- [Task directions]
Extract all lines that hold the string "Owner".
*-*-*
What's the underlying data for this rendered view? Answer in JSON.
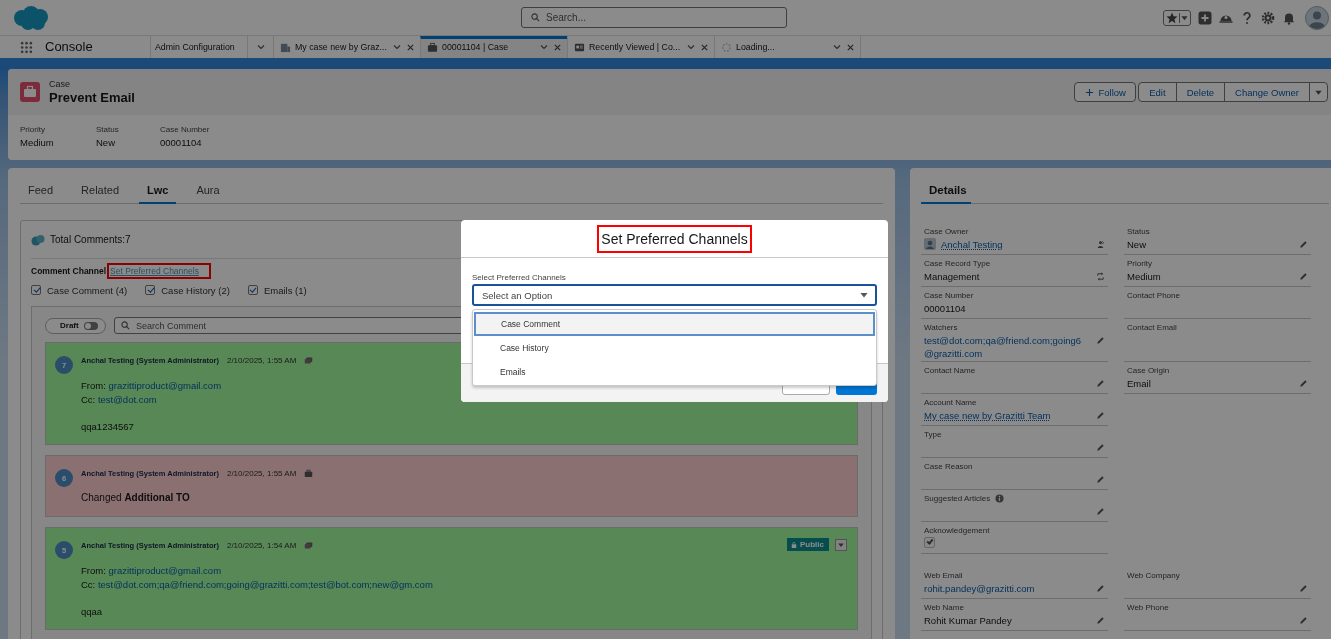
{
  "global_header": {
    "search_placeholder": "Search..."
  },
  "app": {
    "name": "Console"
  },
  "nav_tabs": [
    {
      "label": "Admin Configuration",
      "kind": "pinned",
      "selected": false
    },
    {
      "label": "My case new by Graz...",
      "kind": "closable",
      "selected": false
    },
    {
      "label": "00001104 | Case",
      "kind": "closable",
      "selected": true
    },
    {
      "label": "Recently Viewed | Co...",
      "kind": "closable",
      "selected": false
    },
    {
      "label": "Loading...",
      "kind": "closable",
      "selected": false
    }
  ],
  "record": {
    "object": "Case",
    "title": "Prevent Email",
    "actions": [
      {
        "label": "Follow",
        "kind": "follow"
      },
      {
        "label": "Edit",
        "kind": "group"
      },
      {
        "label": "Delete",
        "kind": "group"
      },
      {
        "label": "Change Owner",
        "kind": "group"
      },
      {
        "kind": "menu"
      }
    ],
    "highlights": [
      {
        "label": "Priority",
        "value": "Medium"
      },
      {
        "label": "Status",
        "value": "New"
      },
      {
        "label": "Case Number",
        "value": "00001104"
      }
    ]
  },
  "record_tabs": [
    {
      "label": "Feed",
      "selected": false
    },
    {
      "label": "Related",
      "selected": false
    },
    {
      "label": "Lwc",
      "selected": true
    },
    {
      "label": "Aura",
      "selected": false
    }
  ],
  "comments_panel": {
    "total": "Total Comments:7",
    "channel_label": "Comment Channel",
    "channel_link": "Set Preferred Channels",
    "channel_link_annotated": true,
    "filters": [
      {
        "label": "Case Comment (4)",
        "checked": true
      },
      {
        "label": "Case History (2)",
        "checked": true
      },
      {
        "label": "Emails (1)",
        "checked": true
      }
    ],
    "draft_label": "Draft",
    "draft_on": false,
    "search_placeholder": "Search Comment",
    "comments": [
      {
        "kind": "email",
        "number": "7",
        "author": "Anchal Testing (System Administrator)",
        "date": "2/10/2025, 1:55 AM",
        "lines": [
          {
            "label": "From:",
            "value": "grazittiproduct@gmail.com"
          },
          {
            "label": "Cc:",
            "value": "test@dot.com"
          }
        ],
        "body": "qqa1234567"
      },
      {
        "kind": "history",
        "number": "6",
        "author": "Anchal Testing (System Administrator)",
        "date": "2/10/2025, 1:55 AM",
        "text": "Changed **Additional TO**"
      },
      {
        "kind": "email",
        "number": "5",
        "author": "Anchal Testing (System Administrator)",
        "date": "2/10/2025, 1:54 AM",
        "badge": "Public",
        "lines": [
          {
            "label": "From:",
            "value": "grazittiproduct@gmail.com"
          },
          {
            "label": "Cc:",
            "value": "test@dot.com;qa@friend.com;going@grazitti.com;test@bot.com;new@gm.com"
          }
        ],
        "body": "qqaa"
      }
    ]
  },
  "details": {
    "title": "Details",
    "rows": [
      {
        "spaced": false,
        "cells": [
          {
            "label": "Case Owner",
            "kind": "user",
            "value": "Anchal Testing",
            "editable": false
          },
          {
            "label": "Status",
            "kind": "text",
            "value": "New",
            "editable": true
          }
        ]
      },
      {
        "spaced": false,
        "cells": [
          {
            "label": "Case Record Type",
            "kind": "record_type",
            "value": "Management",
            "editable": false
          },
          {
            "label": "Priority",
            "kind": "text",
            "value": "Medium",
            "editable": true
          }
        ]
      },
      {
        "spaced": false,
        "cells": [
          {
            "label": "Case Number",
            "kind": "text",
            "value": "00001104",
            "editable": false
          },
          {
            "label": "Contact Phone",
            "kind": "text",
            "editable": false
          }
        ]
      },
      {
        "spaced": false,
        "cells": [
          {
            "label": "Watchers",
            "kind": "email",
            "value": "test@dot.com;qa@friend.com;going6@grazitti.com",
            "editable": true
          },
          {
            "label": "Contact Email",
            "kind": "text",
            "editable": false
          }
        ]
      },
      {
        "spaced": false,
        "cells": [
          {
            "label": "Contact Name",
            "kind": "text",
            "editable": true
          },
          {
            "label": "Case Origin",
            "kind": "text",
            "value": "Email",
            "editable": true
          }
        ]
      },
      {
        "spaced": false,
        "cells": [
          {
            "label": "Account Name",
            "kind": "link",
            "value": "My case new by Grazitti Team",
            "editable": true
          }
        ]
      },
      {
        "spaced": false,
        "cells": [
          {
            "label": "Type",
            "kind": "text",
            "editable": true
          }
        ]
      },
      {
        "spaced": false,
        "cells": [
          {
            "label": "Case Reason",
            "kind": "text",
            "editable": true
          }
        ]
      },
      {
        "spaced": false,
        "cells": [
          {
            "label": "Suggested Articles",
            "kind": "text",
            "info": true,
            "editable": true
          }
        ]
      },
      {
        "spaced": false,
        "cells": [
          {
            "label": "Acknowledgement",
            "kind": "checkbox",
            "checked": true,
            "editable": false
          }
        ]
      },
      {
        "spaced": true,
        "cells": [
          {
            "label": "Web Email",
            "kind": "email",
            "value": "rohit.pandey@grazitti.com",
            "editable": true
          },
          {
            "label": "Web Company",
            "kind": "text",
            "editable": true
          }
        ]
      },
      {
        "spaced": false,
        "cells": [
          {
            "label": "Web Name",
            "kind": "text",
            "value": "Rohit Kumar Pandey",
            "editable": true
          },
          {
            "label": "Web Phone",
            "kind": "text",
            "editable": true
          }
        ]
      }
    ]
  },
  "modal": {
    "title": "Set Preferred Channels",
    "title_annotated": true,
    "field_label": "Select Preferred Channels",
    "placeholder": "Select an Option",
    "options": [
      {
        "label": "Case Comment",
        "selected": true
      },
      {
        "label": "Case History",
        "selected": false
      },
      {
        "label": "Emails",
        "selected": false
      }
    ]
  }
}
*-*-*
- [Task result]
        "label": "Change Owner",
            "label": "Case Owner",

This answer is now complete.